EXCERPT TO READ ->

[Start of section]

LGAISINov 23, 2021

Link Analysis meets Ontologies: Are Embeddings the Answer?

arXiv:2111.11710v11 citations
Originality Synthesis-oriented
AI Analysis

This work addresses the challenge of maintaining accuracy in growing knowledge bases for researchers and practitioners in semantic web and ontology domains, but it is incremental as it evaluates existing methods rather than introducing new ones.

The paper tackled the problem of identifying spurious entries and novel relations in large semantic resources by systematically evaluating thirteen structure-only link analysis methods across eight ontologies, demonstrating that these methods offer scalable anomaly detection for a subset of datasets and that symbolic node embeddings can provide explanations for predictions.

[End of section]

RECORDS SHOWN ->
[Start of section]

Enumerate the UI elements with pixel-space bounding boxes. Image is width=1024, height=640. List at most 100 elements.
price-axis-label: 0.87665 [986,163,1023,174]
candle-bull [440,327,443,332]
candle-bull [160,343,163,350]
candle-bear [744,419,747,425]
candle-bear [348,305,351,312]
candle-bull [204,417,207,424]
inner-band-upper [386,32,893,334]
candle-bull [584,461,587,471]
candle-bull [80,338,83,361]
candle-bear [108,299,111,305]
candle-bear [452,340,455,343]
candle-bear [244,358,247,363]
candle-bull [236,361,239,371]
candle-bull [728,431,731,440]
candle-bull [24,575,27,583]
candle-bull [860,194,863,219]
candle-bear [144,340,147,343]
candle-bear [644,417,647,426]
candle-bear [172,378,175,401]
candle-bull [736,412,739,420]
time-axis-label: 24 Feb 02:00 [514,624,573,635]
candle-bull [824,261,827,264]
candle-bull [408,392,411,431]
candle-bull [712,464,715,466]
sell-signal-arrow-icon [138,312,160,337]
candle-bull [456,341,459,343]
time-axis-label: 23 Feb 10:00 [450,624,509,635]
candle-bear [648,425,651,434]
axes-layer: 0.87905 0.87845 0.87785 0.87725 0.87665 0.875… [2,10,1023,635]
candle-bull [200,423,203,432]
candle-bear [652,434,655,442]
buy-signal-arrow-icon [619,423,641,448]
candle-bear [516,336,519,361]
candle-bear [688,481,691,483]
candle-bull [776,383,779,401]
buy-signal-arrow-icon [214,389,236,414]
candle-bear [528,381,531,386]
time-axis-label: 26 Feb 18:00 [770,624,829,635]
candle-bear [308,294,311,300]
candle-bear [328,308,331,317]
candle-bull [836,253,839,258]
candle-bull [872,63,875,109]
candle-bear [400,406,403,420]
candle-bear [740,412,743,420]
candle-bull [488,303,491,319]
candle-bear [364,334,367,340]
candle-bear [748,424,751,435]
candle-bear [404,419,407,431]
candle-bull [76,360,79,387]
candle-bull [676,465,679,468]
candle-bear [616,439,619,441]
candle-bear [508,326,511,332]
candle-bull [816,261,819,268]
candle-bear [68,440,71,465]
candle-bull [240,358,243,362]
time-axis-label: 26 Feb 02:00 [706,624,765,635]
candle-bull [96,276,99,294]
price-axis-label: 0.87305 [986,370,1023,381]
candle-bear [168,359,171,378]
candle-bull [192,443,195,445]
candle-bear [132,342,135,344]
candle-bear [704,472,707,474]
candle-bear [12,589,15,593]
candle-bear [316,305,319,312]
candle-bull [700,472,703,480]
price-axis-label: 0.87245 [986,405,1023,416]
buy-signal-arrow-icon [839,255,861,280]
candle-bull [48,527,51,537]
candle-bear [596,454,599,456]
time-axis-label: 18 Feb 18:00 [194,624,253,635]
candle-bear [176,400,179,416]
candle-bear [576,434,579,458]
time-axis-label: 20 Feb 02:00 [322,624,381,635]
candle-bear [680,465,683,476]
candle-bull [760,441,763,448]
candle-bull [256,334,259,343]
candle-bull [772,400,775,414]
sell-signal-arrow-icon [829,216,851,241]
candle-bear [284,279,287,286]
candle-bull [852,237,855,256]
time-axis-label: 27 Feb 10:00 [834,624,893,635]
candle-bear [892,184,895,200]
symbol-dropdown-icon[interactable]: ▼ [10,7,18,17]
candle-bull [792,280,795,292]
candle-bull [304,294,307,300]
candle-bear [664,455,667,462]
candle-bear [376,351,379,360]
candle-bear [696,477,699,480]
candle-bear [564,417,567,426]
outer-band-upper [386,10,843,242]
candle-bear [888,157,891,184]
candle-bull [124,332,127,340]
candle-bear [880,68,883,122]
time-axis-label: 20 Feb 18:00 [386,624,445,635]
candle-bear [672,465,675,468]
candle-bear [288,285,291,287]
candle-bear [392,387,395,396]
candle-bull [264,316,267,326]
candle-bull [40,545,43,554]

[End of section]

WHAT YOU SHOULD DO -> Can you return, word for word, the part of the link analysis summary above that starts with "The paper tackled" and goes on through "explanations for predictions."?

RESPONSE TO THE TASK ->
The paper tackled the problem of identifying spurious entries and novel relations in large semantic resources by systematically evaluating thirteen structure-only link analysis methods across eight ontologies, demonstrating that these methods offer scalable anomaly detection for a subset of datasets and that symbolic node embeddings can provide explanations for predictions.